» Task prompt
Reproduce every row below word for word, without changing, adding, or leaving out anything.

-------

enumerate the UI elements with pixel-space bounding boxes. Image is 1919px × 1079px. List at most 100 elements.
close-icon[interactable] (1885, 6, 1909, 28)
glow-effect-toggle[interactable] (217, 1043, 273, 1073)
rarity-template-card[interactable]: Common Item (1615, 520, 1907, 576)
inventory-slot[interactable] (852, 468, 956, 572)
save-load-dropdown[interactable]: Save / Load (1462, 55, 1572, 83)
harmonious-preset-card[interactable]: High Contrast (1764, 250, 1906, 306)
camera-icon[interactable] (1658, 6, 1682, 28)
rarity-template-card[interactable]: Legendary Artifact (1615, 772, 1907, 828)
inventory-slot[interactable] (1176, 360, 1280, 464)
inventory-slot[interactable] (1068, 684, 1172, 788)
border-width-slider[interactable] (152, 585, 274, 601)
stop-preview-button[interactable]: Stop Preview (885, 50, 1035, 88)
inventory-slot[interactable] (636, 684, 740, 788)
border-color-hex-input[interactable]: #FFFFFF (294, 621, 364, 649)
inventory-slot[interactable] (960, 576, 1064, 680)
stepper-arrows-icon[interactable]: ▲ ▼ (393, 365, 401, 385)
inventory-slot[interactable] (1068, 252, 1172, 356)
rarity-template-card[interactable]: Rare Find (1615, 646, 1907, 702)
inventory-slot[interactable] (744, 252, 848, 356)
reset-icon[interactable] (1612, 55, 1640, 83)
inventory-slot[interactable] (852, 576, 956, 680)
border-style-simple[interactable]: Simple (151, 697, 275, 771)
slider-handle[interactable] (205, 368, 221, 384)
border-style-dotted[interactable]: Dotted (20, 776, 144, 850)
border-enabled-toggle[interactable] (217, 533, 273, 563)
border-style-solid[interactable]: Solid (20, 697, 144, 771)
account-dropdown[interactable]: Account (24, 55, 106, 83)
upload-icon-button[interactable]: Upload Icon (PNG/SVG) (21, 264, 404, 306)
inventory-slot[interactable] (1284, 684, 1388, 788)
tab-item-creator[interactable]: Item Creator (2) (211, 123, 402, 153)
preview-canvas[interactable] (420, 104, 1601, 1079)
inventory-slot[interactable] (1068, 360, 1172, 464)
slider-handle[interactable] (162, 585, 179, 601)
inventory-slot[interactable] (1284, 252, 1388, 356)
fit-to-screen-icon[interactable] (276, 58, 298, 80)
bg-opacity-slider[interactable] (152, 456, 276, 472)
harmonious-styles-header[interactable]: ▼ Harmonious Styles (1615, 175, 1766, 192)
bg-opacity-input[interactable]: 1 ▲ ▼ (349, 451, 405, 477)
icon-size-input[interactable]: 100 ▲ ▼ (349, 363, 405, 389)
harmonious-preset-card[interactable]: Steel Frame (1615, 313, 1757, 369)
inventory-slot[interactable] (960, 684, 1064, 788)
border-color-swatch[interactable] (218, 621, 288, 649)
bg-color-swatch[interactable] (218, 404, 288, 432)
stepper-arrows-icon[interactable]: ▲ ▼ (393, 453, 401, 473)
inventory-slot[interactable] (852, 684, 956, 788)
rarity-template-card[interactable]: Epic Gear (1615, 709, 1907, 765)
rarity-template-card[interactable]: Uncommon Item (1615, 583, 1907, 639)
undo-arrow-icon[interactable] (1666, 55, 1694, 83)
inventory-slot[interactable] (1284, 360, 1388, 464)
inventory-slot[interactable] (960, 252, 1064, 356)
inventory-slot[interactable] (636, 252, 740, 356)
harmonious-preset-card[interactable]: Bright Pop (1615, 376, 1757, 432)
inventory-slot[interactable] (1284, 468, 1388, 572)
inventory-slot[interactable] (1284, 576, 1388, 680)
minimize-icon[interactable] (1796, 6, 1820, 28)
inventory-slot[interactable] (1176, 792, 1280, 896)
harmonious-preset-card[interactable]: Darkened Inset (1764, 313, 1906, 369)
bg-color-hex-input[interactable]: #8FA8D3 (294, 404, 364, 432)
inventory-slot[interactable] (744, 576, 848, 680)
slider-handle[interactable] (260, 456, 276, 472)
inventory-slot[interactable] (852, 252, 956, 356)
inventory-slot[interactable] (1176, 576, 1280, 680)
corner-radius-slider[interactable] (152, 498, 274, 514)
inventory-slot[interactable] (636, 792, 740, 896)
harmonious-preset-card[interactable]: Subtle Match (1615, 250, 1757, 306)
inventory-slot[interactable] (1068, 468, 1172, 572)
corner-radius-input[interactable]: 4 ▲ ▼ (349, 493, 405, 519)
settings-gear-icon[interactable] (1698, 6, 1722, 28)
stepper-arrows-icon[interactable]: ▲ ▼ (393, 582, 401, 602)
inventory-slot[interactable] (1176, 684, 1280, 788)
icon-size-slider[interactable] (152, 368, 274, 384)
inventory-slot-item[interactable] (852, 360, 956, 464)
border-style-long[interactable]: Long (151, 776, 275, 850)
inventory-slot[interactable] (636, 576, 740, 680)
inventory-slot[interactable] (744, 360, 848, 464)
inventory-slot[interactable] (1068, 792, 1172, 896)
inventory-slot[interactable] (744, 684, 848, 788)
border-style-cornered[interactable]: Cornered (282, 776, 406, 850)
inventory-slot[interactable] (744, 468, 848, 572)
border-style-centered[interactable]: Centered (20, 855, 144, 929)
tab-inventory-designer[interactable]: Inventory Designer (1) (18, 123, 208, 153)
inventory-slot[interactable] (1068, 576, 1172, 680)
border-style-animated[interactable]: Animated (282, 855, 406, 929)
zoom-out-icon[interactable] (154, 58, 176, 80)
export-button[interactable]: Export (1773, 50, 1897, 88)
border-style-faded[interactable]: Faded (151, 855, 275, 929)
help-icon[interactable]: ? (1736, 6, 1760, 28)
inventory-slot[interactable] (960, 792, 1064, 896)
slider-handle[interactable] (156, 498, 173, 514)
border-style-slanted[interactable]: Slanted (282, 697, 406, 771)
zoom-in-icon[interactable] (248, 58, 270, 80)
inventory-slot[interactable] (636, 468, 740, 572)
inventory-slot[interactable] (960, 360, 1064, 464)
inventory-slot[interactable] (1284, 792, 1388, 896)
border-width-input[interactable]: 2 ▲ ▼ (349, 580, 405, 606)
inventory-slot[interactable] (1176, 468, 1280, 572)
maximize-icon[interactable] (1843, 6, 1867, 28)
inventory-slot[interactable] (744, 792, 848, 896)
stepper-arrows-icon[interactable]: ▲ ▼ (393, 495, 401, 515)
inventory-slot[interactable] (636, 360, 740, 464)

-------

» Task answer
enumerate the UI elements with pixel-space bounding boxes. Image is 1919px × 1079px. List at most 100 elements.
close-icon[interactable] (1885, 6, 1909, 28)
glow-effect-toggle[interactable] (217, 1043, 273, 1073)
rarity-template-card[interactable]: Common Item (1615, 520, 1907, 576)
inventory-slot[interactable] (852, 468, 956, 572)
save-load-dropdown[interactable]: Save / Load (1462, 55, 1572, 83)
harmonious-preset-card[interactable]: High Contrast (1764, 250, 1906, 306)
camera-icon[interactable] (1658, 6, 1682, 28)
rarity-template-card[interactable]: Legendary Artifact (1615, 772, 1907, 828)
inventory-slot[interactable] (1176, 360, 1280, 464)
inventory-slot[interactable] (1068, 684, 1172, 788)
border-width-slider[interactable] (152, 585, 274, 601)
stop-preview-button[interactable]: Stop Preview (885, 50, 1035, 88)
inventory-slot[interactable] (636, 684, 740, 788)
border-color-hex-input[interactable]: #FFFFFF (294, 621, 364, 649)
inventory-slot[interactable] (960, 576, 1064, 680)
stepper-arrows-icon[interactable]: ▲ ▼ (393, 365, 401, 385)
inventory-slot[interactable] (1068, 252, 1172, 356)
rarity-template-card[interactable]: Rare Find (1615, 646, 1907, 702)
inventory-slot[interactable] (744, 252, 848, 356)
reset-icon[interactable] (1612, 55, 1640, 83)
inventory-slot[interactable] (852, 576, 956, 680)
border-style-simple[interactable]: Simple (151, 697, 275, 771)
slider-handle[interactable] (205, 368, 221, 384)
border-style-dotted[interactable]: Dotted (20, 776, 144, 850)
border-enabled-toggle[interactable] (217, 533, 273, 563)
border-style-solid[interactable]: Solid (20, 697, 144, 771)
account-dropdown[interactable]: Account (24, 55, 106, 83)
upload-icon-button[interactable]: Upload Icon (PNG/SVG) (21, 264, 404, 306)
inventory-slot[interactable] (1284, 684, 1388, 788)
tab-item-creator[interactable]: Item Creator (2) (211, 123, 402, 153)
preview-canvas[interactable] (420, 104, 1601, 1079)
inventory-slot[interactable] (1068, 360, 1172, 464)
slider-handle[interactable] (162, 585, 179, 601)
inventory-slot[interactable] (1284, 252, 1388, 356)
fit-to-screen-icon[interactable] (276, 58, 298, 80)
bg-opacity-slider[interactable] (152, 456, 276, 472)
harmonious-styles-header[interactable]: ▼ Harmonious Styles (1615, 175, 1766, 192)
bg-opacity-input[interactable]: 1 ▲ ▼ (349, 451, 405, 477)
icon-size-input[interactable]: 100 ▲ ▼ (349, 363, 405, 389)
harmonious-preset-card[interactable]: Steel Frame (1615, 313, 1757, 369)
inventory-slot[interactable] (960, 684, 1064, 788)
border-color-swatch[interactable] (218, 621, 288, 649)
bg-color-swatch[interactable] (218, 404, 288, 432)
stepper-arrows-icon[interactable]: ▲ ▼ (393, 453, 401, 473)
inventory-slot[interactable] (852, 684, 956, 788)
rarity-template-card[interactable]: Epic Gear (1615, 709, 1907, 765)
rarity-template-card[interactable]: Uncommon Item (1615, 583, 1907, 639)
undo-arrow-icon[interactable] (1666, 55, 1694, 83)
inventory-slot[interactable] (1284, 360, 1388, 464)
inventory-slot[interactable] (960, 252, 1064, 356)
inventory-slot[interactable] (636, 252, 740, 356)
harmonious-preset-card[interactable]: Bright Pop (1615, 376, 1757, 432)
inventory-slot[interactable] (1284, 468, 1388, 572)
inventory-slot[interactable] (1284, 576, 1388, 680)
minimize-icon[interactable] (1796, 6, 1820, 28)
inventory-slot[interactable] (1176, 792, 1280, 896)
harmonious-preset-card[interactable]: Darkened Inset (1764, 313, 1906, 369)
bg-color-hex-input[interactable]: #8FA8D3 (294, 404, 364, 432)
inventory-slot[interactable] (744, 576, 848, 680)
slider-handle[interactable] (260, 456, 276, 472)
inventory-slot[interactable] (852, 252, 956, 356)
inventory-slot[interactable] (1176, 576, 1280, 680)
corner-radius-slider[interactable] (152, 498, 274, 514)
inventory-slot[interactable] (636, 792, 740, 896)
harmonious-preset-card[interactable]: Subtle Match (1615, 250, 1757, 306)
inventory-slot[interactable] (1068, 468, 1172, 572)
corner-radius-input[interactable]: 4 ▲ ▼ (349, 493, 405, 519)
settings-gear-icon[interactable] (1698, 6, 1722, 28)
stepper-arrows-icon[interactable]: ▲ ▼ (393, 582, 401, 602)
inventory-slot[interactable] (1176, 684, 1280, 788)
icon-size-slider[interactable] (152, 368, 274, 384)
inventory-slot-item[interactable] (852, 360, 956, 464)
border-style-long[interactable]: Long (151, 776, 275, 850)
inventory-slot[interactable] (636, 576, 740, 680)
inventory-slot[interactable] (744, 360, 848, 464)
inventory-slot[interactable] (1068, 792, 1172, 896)
inventory-slot[interactable] (744, 684, 848, 788)
border-style-cornered[interactable]: Cornered (282, 776, 406, 850)
inventory-slot[interactable] (744, 468, 848, 572)
border-style-centered[interactable]: Centered (20, 855, 144, 929)
tab-inventory-designer[interactable]: Inventory Designer (1) (18, 123, 208, 153)
inventory-slot[interactable] (1068, 576, 1172, 680)
border-style-animated[interactable]: Animated (282, 855, 406, 929)
zoom-out-icon[interactable] (154, 58, 176, 80)
export-button[interactable]: Export (1773, 50, 1897, 88)
border-style-faded[interactable]: Faded (151, 855, 275, 929)
help-icon[interactable]: ? (1736, 6, 1760, 28)
inventory-slot[interactable] (960, 792, 1064, 896)
slider-handle[interactable] (156, 498, 173, 514)
border-style-slanted[interactable]: Slanted (282, 697, 406, 771)
zoom-in-icon[interactable] (248, 58, 270, 80)
inventory-slot[interactable] (636, 468, 740, 572)
inventory-slot[interactable] (960, 360, 1064, 464)
inventory-slot[interactable] (1284, 792, 1388, 896)
border-width-input[interactable]: 2 ▲ ▼ (349, 580, 405, 606)
inventory-slot[interactable] (1176, 468, 1280, 572)
maximize-icon[interactable] (1843, 6, 1867, 28)
inventory-slot[interactable] (744, 792, 848, 896)
stepper-arrows-icon[interactable]: ▲ ▼ (393, 495, 401, 515)
inventory-slot[interactable] (636, 360, 740, 464)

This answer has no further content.